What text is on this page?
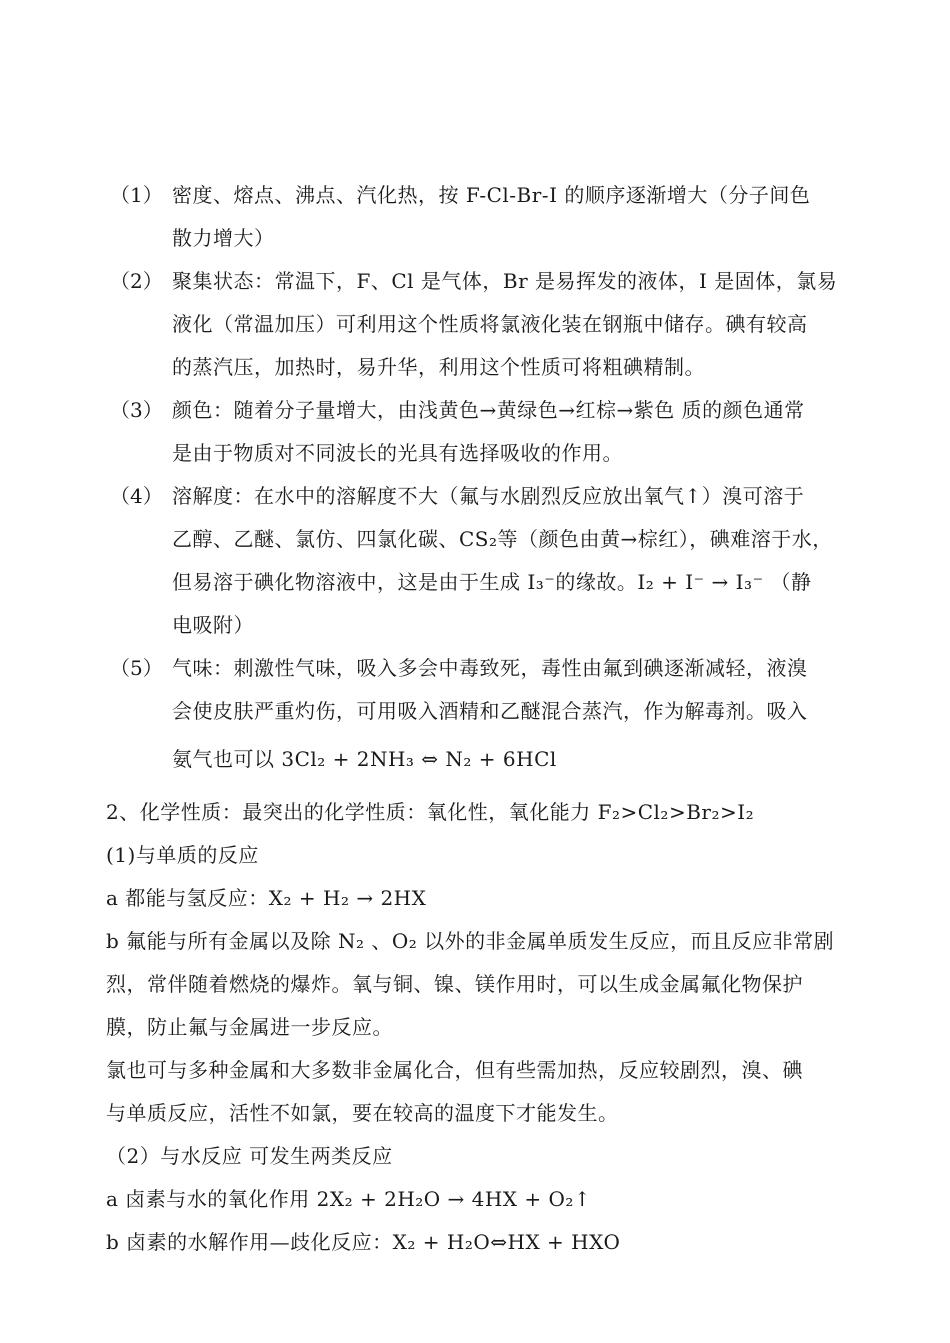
（1） 密度、熔点、沸点、汽化热，按 F-Cl-Br-I 的顺序逐渐增大（分子间色
散力增大）
（2） 聚集状态：常温下，F、Cl 是气体，Br 是易挥发的液体，I 是固体，氯易
液化（常温加压）可利用这个性质将氯液化装在钢瓶中储存。碘有较高
的蒸汽压，加热时，易升华，利用这个性质可将粗碘精制。
（3） 颜色：随着分子量增大，由浅黄色→黄绿色→红棕→紫色 质的颜色通常
是由于物质对不同波长的光具有选择吸收的作用。
（4） 溶解度：在水中的溶解度不大（氟与水剧烈反应放出氧气↑）溴可溶于
乙醇、乙醚、氯仿、四氯化碳、CS₂等（颜色由黄→棕红），碘难溶于水，
但易溶于碘化物溶液中，这是由于生成 I₃⁻的缘故。I₂ + I⁻ → I₃⁻ （静
电吸附）
（5） 气味：刺激性气味，吸入多会中毒致死，毒性由氟到碘逐渐减轻，液溴
会使皮肤严重灼伤，可用吸入酒精和乙醚混合蒸汽，作为解毒剂。吸入
氨气也可以 3Cl₂ + 2NH₃ ⇔ N₂ + 6HCl
2、化学性质：最突出的化学性质：氧化性，氧化能力 F₂>Cl₂>Br₂>I₂
(1)与单质的反应
a 都能与氢反应：X₂ + H₂ → 2HX
b 氟能与所有金属以及除 N₂ 、O₂ 以外的非金属单质发生反应，而且反应非常剧
烈，常伴随着燃烧的爆炸。氧与铜、镍、镁作用时，可以生成金属氟化物保护
膜，防止氟与金属进一步反应。
氯也可与多种金属和大多数非金属化合，但有些需加热，反应较剧烈，溴、碘
与单质反应，活性不如氯，要在较高的温度下才能发生。
（2）与水反应 可发生两类反应
a 卤素与水的氧化作用 2X₂ + 2H₂O → 4HX + O₂↑
b 卤素的水解作用—歧化反应：X₂ + H₂O⇔HX + HXO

▸ WORK INSTRUCTIONS
Take the data above and repeat it exactly, leaving each picture out.

▸ SOLUTION FOR THIS PROBLEM
What text is on this page?
（1） 密度、熔点、沸点、汽化热，按 F-Cl-Br-I 的顺序逐渐增大（分子间色
散力增大）
（2） 聚集状态：常温下，F、Cl 是气体，Br 是易挥发的液体，I 是固体，氯易
液化（常温加压）可利用这个性质将氯液化装在钢瓶中储存。碘有较高
的蒸汽压，加热时，易升华，利用这个性质可将粗碘精制。
（3） 颜色：随着分子量增大，由浅黄色→黄绿色→红棕→紫色 质的颜色通常
是由于物质对不同波长的光具有选择吸收的作用。
（4） 溶解度：在水中的溶解度不大（氟与水剧烈反应放出氧气↑）溴可溶于
乙醇、乙醚、氯仿、四氯化碳、CS₂等（颜色由黄→棕红），碘难溶于水，
但易溶于碘化物溶液中，这是由于生成 I₃⁻的缘故。I₂ + I⁻ → I₃⁻ （静
电吸附）
（5） 气味：刺激性气味，吸入多会中毒致死，毒性由氟到碘逐渐减轻，液溴
会使皮肤严重灼伤，可用吸入酒精和乙醚混合蒸汽，作为解毒剂。吸入
氨气也可以 3Cl₂ + 2NH₃ ⇔ N₂ + 6HCl
2、化学性质：最突出的化学性质：氧化性，氧化能力 F₂>Cl₂>Br₂>I₂
(1)与单质的反应
a 都能与氢反应：X₂ + H₂ → 2HX
b 氟能与所有金属以及除 N₂ 、O₂ 以外的非金属单质发生反应，而且反应非常剧
烈，常伴随着燃烧的爆炸。氧与铜、镍、镁作用时，可以生成金属氟化物保护
膜，防止氟与金属进一步反应。
氯也可与多种金属和大多数非金属化合，但有些需加热，反应较剧烈，溴、碘
与单质反应，活性不如氯，要在较高的温度下才能发生。
（2）与水反应 可发生两类反应
a 卤素与水的氧化作用 2X₂ + 2H₂O → 4HX + O₂↑
b 卤素的水解作用—歧化反应：X₂ + H₂O⇔HX + HXO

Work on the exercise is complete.